— begin —

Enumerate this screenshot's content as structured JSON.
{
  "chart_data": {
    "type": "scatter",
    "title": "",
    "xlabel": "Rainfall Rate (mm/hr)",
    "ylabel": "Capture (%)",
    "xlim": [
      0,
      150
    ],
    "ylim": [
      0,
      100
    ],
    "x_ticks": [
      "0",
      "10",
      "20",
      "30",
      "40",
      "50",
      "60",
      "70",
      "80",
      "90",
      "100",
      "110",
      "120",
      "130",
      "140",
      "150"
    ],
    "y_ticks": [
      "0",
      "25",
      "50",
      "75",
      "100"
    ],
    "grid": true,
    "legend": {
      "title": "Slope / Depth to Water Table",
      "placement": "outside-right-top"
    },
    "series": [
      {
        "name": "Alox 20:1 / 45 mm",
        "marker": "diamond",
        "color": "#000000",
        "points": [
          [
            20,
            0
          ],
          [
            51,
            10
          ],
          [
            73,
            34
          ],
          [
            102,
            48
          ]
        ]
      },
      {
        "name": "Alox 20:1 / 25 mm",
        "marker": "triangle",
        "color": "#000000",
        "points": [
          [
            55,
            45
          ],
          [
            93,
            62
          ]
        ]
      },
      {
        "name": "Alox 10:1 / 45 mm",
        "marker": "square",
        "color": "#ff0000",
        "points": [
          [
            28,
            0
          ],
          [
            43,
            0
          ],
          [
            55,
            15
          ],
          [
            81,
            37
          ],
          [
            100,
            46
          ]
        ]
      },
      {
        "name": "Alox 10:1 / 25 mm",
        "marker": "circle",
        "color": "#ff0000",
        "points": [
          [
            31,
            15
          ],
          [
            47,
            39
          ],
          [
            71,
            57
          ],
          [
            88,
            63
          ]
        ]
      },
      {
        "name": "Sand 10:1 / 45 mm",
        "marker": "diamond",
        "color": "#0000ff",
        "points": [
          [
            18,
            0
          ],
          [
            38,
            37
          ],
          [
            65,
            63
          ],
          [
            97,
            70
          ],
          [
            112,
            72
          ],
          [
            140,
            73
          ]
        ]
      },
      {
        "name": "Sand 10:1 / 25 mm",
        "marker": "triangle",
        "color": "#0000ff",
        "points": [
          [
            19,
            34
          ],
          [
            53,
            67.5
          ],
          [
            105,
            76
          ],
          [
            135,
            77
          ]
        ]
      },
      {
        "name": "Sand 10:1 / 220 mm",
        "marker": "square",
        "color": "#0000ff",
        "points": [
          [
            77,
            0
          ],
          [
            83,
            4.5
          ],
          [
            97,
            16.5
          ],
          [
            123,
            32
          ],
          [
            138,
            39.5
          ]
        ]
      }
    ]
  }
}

— end —

Without leaving anything out, give the entries again exactly.

*Answer to this exercise*:
Enumerate this screenshot's content as structured JSON.
{
  "chart_data": {
    "type": "scatter",
    "title": "",
    "xlabel": "Rainfall Rate (mm/hr)",
    "ylabel": "Capture (%)",
    "xlim": [
      0,
      150
    ],
    "ylim": [
      0,
      100
    ],
    "x_ticks": [
      "0",
      "10",
      "20",
      "30",
      "40",
      "50",
      "60",
      "70",
      "80",
      "90",
      "100",
      "110",
      "120",
      "130",
      "140",
      "150"
    ],
    "y_ticks": [
      "0",
      "25",
      "50",
      "75",
      "100"
    ],
    "grid": true,
    "legend": {
      "title": "Slope / Depth to Water Table",
      "placement": "outside-right-top"
    },
    "series": [
      {
        "name": "Alox 20:1 / 45 mm",
        "marker": "diamond",
        "color": "#000000",
        "points": [
          [
            20,
            0
          ],
          [
            51,
            10
          ],
          [
            73,
            34
          ],
          [
            102,
            48
          ]
        ]
      },
      {
        "name": "Alox 20:1 / 25 mm",
        "marker": "triangle",
        "color": "#000000",
        "points": [
          [
            55,
            45
          ],
          [
            93,
            62
          ]
        ]
      },
      {
        "name": "Alox 10:1 / 45 mm",
        "marker": "square",
        "color": "#ff0000",
        "points": [
          [
            28,
            0
          ],
          [
            43,
            0
          ],
          [
            55,
            15
          ],
          [
            81,
            37
          ],
          [
            100,
            46
          ]
        ]
      },
      {
        "name": "Alox 10:1 / 25 mm",
        "marker": "circle",
        "color": "#ff0000",
        "points": [
          [
            31,
            15
          ],
          [
            47,
            39
          ],
          [
            71,
            57
          ],
          [
            88,
            63
          ]
        ]
      },
      {
        "name": "Sand 10:1 / 45 mm",
        "marker": "diamond",
        "color": "#0000ff",
        "points": [
          [
            18,
            0
          ],
          [
            38,
            37
          ],
          [
            65,
            63
          ],
          [
            97,
            70
          ],
          [
            112,
            72
          ],
          [
            140,
            73
          ]
        ]
      },
      {
        "name": "Sand 10:1 / 25 mm",
        "marker": "triangle",
        "color": "#0000ff",
        "points": [
          [
            19,
            34
          ],
          [
            53,
            67.5
          ],
          [
            105,
            76
          ],
          [
            135,
            77
          ]
        ]
      },
      {
        "name": "Sand 10:1 / 220 mm",
        "marker": "square",
        "color": "#0000ff",
        "points": [
          [
            77,
            0
          ],
          [
            83,
            4.5
          ],
          [
            97,
            16.5
          ],
          [
            123,
            32
          ],
          [
            138,
            39.5
          ]
        ]
      }
    ]
  }
}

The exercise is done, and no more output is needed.